## Task instructions
Please print the full listing exactly.

## Extracted records
##############################
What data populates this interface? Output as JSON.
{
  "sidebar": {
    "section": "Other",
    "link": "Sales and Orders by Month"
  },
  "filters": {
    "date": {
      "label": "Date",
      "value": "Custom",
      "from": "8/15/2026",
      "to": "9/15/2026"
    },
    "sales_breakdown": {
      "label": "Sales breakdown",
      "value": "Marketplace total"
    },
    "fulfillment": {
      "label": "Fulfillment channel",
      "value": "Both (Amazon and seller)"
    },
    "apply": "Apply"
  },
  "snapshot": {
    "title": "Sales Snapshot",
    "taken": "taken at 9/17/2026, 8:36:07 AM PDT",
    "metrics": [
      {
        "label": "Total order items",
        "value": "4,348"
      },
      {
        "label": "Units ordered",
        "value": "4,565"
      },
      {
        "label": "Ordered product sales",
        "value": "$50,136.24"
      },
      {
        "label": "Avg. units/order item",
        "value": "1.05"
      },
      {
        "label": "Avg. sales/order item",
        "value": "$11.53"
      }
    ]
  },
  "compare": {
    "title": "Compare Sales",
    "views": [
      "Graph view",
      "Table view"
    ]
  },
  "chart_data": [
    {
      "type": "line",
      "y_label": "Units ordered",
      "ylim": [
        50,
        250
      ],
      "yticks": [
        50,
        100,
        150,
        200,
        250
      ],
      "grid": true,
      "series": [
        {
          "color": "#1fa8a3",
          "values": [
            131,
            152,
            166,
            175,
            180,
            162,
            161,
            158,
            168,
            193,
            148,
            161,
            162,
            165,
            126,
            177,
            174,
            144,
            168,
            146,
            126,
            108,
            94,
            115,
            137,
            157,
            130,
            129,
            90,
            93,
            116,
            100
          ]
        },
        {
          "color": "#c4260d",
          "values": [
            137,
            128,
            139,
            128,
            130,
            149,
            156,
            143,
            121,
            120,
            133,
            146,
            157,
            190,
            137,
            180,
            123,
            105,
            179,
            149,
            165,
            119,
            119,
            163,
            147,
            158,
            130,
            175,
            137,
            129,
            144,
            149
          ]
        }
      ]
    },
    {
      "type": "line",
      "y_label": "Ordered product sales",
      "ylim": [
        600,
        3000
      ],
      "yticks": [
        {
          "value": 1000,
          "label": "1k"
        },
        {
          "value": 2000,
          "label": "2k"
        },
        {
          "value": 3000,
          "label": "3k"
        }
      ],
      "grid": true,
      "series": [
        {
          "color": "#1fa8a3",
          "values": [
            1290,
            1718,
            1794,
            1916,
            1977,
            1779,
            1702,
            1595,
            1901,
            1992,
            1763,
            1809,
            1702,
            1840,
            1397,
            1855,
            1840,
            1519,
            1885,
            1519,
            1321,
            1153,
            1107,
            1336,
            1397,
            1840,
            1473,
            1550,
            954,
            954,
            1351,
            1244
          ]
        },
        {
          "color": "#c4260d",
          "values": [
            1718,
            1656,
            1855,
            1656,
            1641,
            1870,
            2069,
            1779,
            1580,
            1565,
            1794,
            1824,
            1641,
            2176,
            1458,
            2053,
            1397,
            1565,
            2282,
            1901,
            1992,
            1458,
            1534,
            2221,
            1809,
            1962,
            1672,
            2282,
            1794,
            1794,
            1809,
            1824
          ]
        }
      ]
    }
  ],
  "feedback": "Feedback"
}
##############################
## Output for this task
What data populates this interface? Output as JSON.
{
  "sidebar": {
    "section": "Other",
    "link": "Sales and Orders by Month"
  },
  "filters": {
    "date": {
      "label": "Date",
      "value": "Custom",
      "from": "8/15/2026",
      "to": "9/15/2026"
    },
    "sales_breakdown": {
      "label": "Sales breakdown",
      "value": "Marketplace total"
    },
    "fulfillment": {
      "label": "Fulfillment channel",
      "value": "Both (Amazon and seller)"
    },
    "apply": "Apply"
  },
  "snapshot": {
    "title": "Sales Snapshot",
    "taken": "taken at 9/17/2026, 8:36:07 AM PDT",
    "metrics": [
      {
        "label": "Total order items",
        "value": "4,348"
      },
      {
        "label": "Units ordered",
        "value": "4,565"
      },
      {
        "label": "Ordered product sales",
        "value": "$50,136.24"
      },
      {
        "label": "Avg. units/order item",
        "value": "1.05"
      },
      {
        "label": "Avg. sales/order item",
        "value": "$11.53"
      }
    ]
  },
  "compare": {
    "title": "Compare Sales",
    "views": [
      "Graph view",
      "Table view"
    ]
  },
  "chart_data": [
    {
      "type": "line",
      "y_label": "Units ordered",
      "ylim": [
        50,
        250
      ],
      "yticks": [
        50,
        100,
        150,
        200,
        250
      ],
      "grid": true,
      "series": [
        {
          "color": "#1fa8a3",
          "values": [
            131,
            152,
            166,
            175,
            180,
            162,
            161,
            158,
            168,
            193,
            148,
            161,
            162,
            165,
            126,
            177,
            174,
            144,
            168,
            146,
            126,
            108,
            94,
            115,
            137,
            157,
            130,
            129,
            90,
            93,
            116,
            100
          ]
        },
        {
          "color": "#c4260d",
          "values": [
            137,
            128,
            139,
            128,
            130,
            149,
            156,
            143,
            121,
            120,
            133,
            146,
            157,
            190,
            137,
            180,
            123,
            105,
            179,
            149,
            165,
            119,
            119,
            163,
            147,
            158,
            130,
            175,
            137,
            129,
            144,
            149
          ]
        }
      ]
    },
    {
      "type": "line",
      "y_label": "Ordered product sales",
      "ylim": [
        600,
        3000
      ],
      "yticks": [
        {
          "value": 1000,
          "label": "1k"
        },
        {
          "value": 2000,
          "label": "2k"
        },
        {
          "value": 3000,
          "label": "3k"
        }
      ],
      "grid": true,
      "series": [
        {
          "color": "#1fa8a3",
          "values": [
            1290,
            1718,
            1794,
            1916,
            1977,
            1779,
            1702,
            1595,
            1901,
            1992,
            1763,
            1809,
            1702,
            1840,
            1397,
            1855,
            1840,
            1519,
            1885,
            1519,
            1321,
            1153,
            1107,
            1336,
            1397,
            1840,
            1473,
            1550,
            954,
            954,
            1351,
            1244
          ]
        },
        {
          "color": "#c4260d",
          "values": [
            1718,
            1656,
            1855,
            1656,
            1641,
            1870,
            2069,
            1779,
            1580,
            1565,
            1794,
            1824,
            1641,
            2176,
            1458,
            2053,
            1397,
            1565,
            2282,
            1901,
            1992,
            1458,
            1534,
            2221,
            1809,
            1962,
            1672,
            2282,
            1794,
            1794,
            1809,
            1824
          ]
        }
      ]
    }
  ],
  "feedback": "Feedback"
}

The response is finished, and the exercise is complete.